- EXERCISE GOAL -
Reply with one number only, the count of lines holding the string "relative".

- INPUT FOR THIS TASK -
_ _ _
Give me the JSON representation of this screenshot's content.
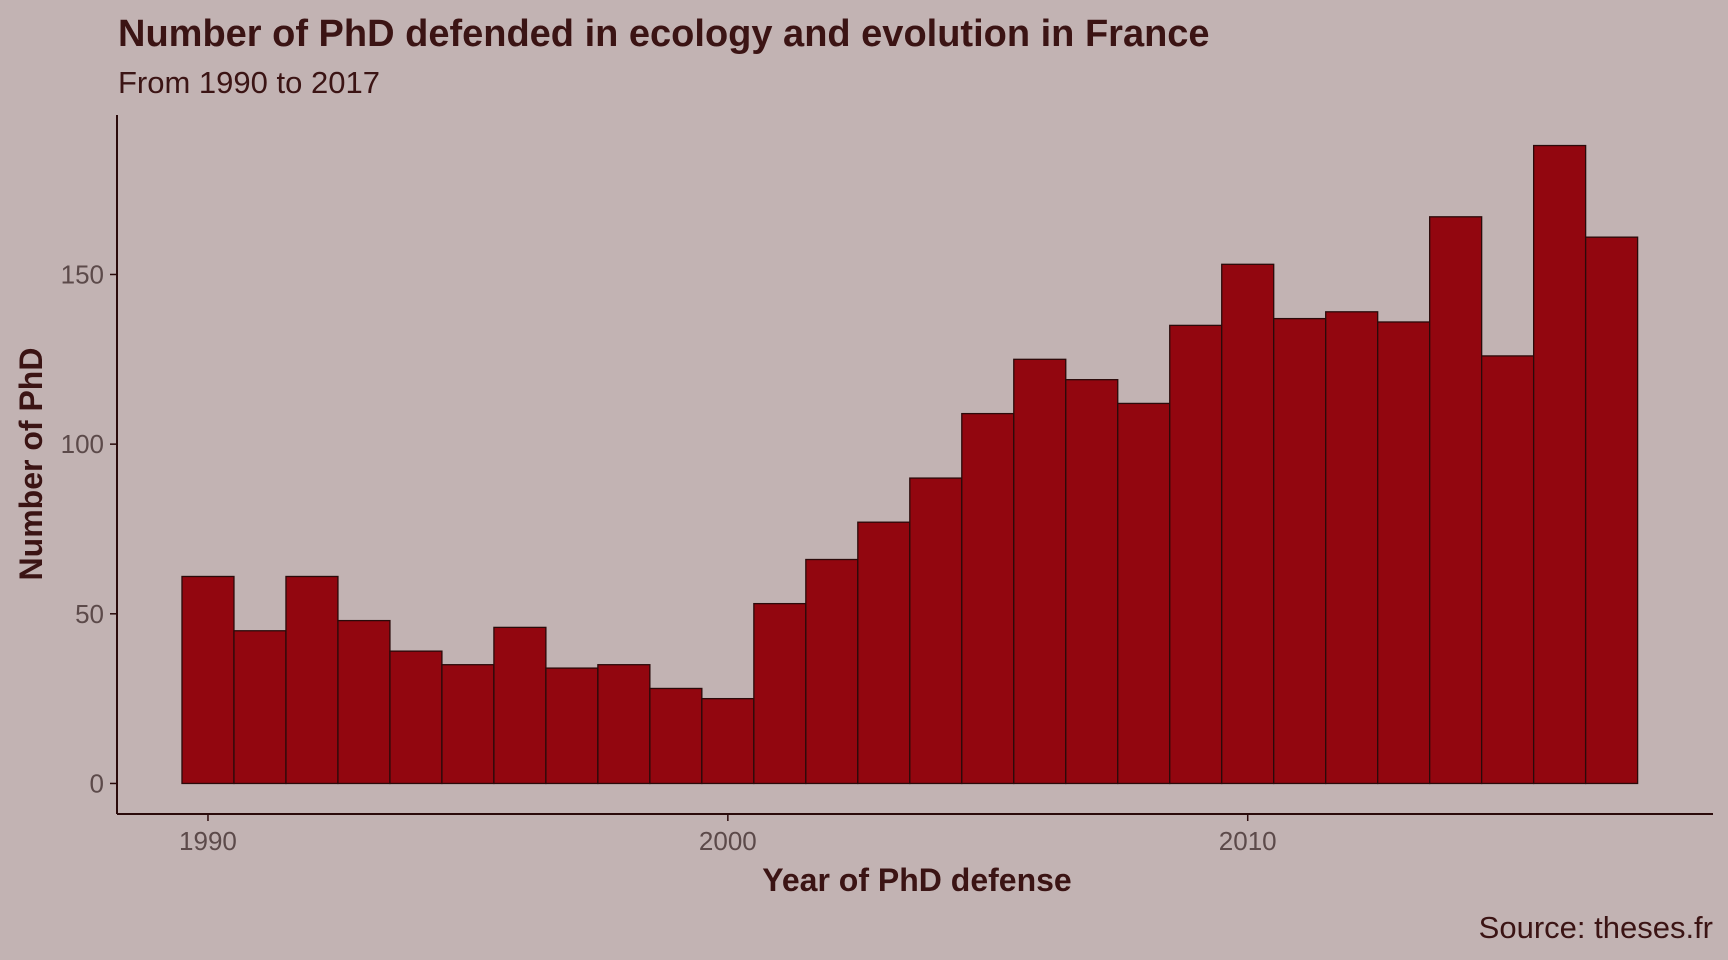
{
  "colors": {
    "background": "#c2b3b3",
    "bar_fill": "#92060f",
    "bar_stroke": "#2a0a0a",
    "text_dark": "#3b1414",
    "tick_text": "#5c4a4a"
  },
  "chart_data": {
    "type": "bar",
    "title": "Number of PhD defended in ecology and evolution in France",
    "subtitle": "From 1990 to 2017",
    "xlabel": "Year of PhD defense",
    "ylabel": "Number of PhD",
    "caption": "Source: theses.fr",
    "categories": [
      1990,
      1991,
      1992,
      1993,
      1994,
      1995,
      1996,
      1997,
      1998,
      1999,
      2000,
      2001,
      2002,
      2003,
      2004,
      2005,
      2006,
      2007,
      2008,
      2009,
      2010,
      2011,
      2012,
      2013,
      2014,
      2015,
      2016,
      2017
    ],
    "values": [
      61,
      45,
      61,
      48,
      39,
      35,
      46,
      34,
      35,
      28,
      25,
      53,
      66,
      77,
      90,
      109,
      125,
      119,
      112,
      135,
      153,
      137,
      139,
      136,
      167,
      126,
      188,
      161
    ],
    "xticks": [
      1990,
      2000,
      2010
    ],
    "xtick_labels": [
      "1990",
      "2000",
      "2010"
    ],
    "yticks": [
      0,
      50,
      100,
      150
    ],
    "ytick_labels": [
      "0",
      "50",
      "100",
      "150"
    ],
    "xlim": [
      1988.25,
      2018.95
    ],
    "ylim": [
      -9,
      197
    ],
    "grid": false,
    "legend": "none"
  }
}
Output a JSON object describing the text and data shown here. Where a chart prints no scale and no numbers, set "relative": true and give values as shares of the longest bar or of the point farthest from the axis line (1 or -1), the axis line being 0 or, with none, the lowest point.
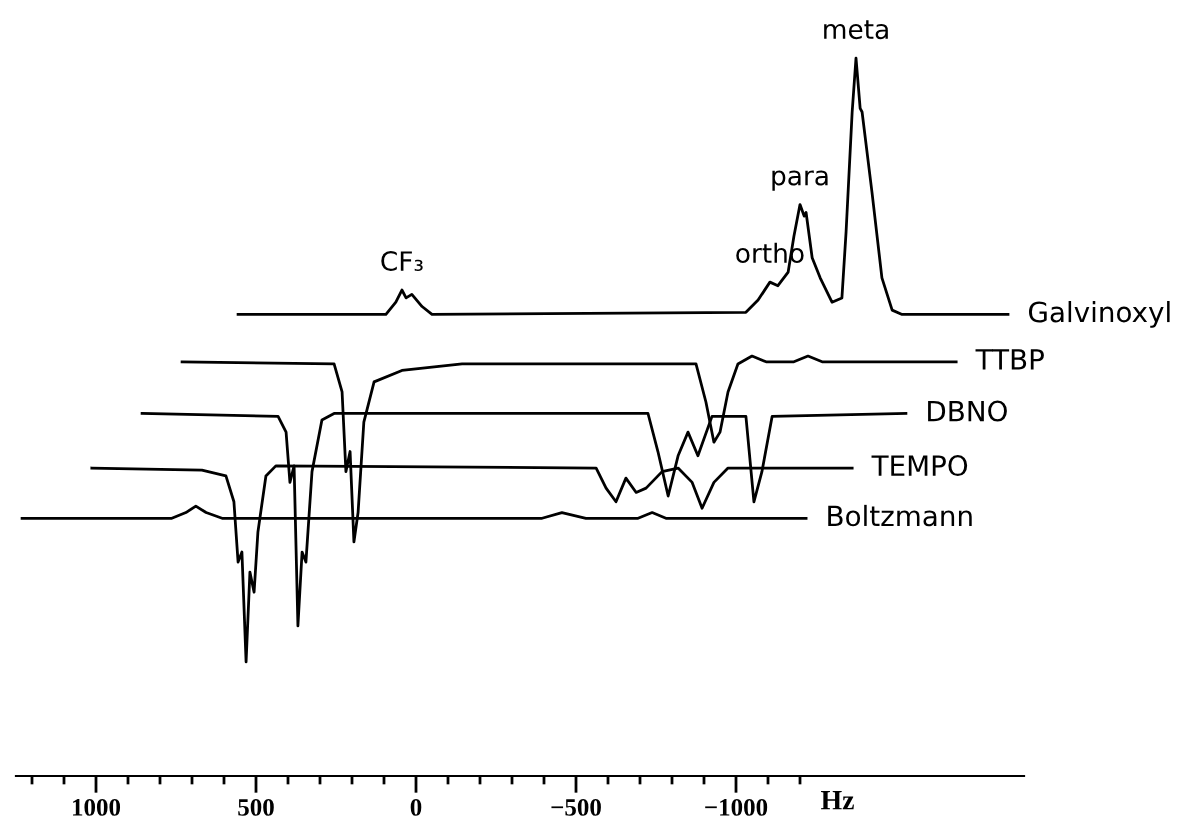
{
  "chart_data": {
    "type": "line",
    "relative": true,
    "xlabel": "Hz",
    "tick_labels": "x",
    "line_style": "solid",
    "xlim": [
      1250,
      -1900
    ],
    "xticks": [
      1000,
      500,
      0,
      {
        "value": -500,
        "label": "−500"
      },
      {
        "value": -1000,
        "label": "−1000"
      }
    ],
    "series": [
      {
        "name": "Galvinoxyl",
        "color": "#000000",
        "x": [
          556,
          94,
          63,
          44,
          31,
          13,
          -19,
          -50,
          -1031,
          -1069,
          -1106,
          -1131,
          -1163,
          -1181,
          -1200,
          -1213,
          -1219,
          -1238,
          -1263,
          -1300,
          -1331,
          -1344,
          -1363,
          -1375,
          -1388,
          -1394,
          -1425,
          -1456,
          -1488,
          -1519,
          -1850
        ],
        "values": [
          0.643,
          0.643,
          0.66,
          0.677,
          0.666,
          0.671,
          0.654,
          0.643,
          0.646,
          0.663,
          0.688,
          0.683,
          0.702,
          0.752,
          0.796,
          0.78,
          0.785,
          0.722,
          0.694,
          0.66,
          0.666,
          0.758,
          0.925,
          1,
          0.93,
          0.925,
          0.813,
          0.694,
          0.649,
          0.643,
          0.643
        ]
      },
      {
        "name": "TTBP",
        "color": "#000000",
        "x": [
          731,
          256,
          231,
          219,
          206,
          194,
          181,
          163,
          131,
          44,
          -144,
          -875,
          -906,
          -931,
          -950,
          -975,
          -1006,
          -1050,
          -1094,
          -1181,
          -1225,
          -1269,
          -1688
        ],
        "values": [
          0.577,
          0.574,
          0.535,
          0.424,
          0.452,
          0.326,
          0.367,
          0.493,
          0.549,
          0.565,
          0.574,
          0.574,
          0.521,
          0.465,
          0.479,
          0.535,
          0.574,
          0.585,
          0.577,
          0.577,
          0.585,
          0.577,
          0.577
        ]
      },
      {
        "name": "DBNO",
        "color": "#000000",
        "x": [
          856,
          431,
          406,
          394,
          381,
          369,
          356,
          344,
          325,
          294,
          256,
          -725,
          -756,
          -788,
          -819,
          -850,
          -881,
          -925,
          -1031,
          -1056,
          -1081,
          -1113,
          -1531
        ],
        "values": [
          0.505,
          0.501,
          0.479,
          0.409,
          0.432,
          0.209,
          0.312,
          0.298,
          0.424,
          0.496,
          0.505,
          0.505,
          0.452,
          0.39,
          0.446,
          0.479,
          0.446,
          0.501,
          0.501,
          0.382,
          0.424,
          0.501,
          0.505
        ]
      },
      {
        "name": "TEMPO",
        "color": "#000000",
        "x": [
          1013,
          669,
          594,
          569,
          556,
          544,
          531,
          519,
          506,
          494,
          469,
          438,
          -563,
          -594,
          -625,
          -656,
          -688,
          -719,
          -769,
          -819,
          -863,
          -894,
          -931,
          -975,
          -1363
        ],
        "values": [
          0.429,
          0.426,
          0.418,
          0.382,
          0.298,
          0.312,
          0.159,
          0.284,
          0.256,
          0.34,
          0.418,
          0.432,
          0.429,
          0.401,
          0.382,
          0.415,
          0.395,
          0.401,
          0.424,
          0.429,
          0.409,
          0.373,
          0.409,
          0.429,
          0.429
        ]
      },
      {
        "name": "Boltzmann",
        "color": "#000000",
        "x": [
          1231,
          763,
          719,
          688,
          656,
          606,
          -394,
          -456,
          -531,
          -694,
          -738,
          -781,
          -1219
        ],
        "values": [
          0.359,
          0.359,
          0.367,
          0.376,
          0.367,
          0.359,
          0.359,
          0.367,
          0.359,
          0.359,
          0.367,
          0.359,
          0.359
        ]
      }
    ],
    "annotations": [
      {
        "text": "CF₃",
        "x": 44,
        "y": 0.677
      },
      {
        "text": "ortho",
        "x": -1106,
        "y": 0.688
      },
      {
        "text": "para",
        "x": -1200,
        "y": 0.796
      },
      {
        "text": "meta",
        "x": -1375,
        "y": 1
      }
    ]
  }
}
_ _ _
- TASK SOLUTION -
2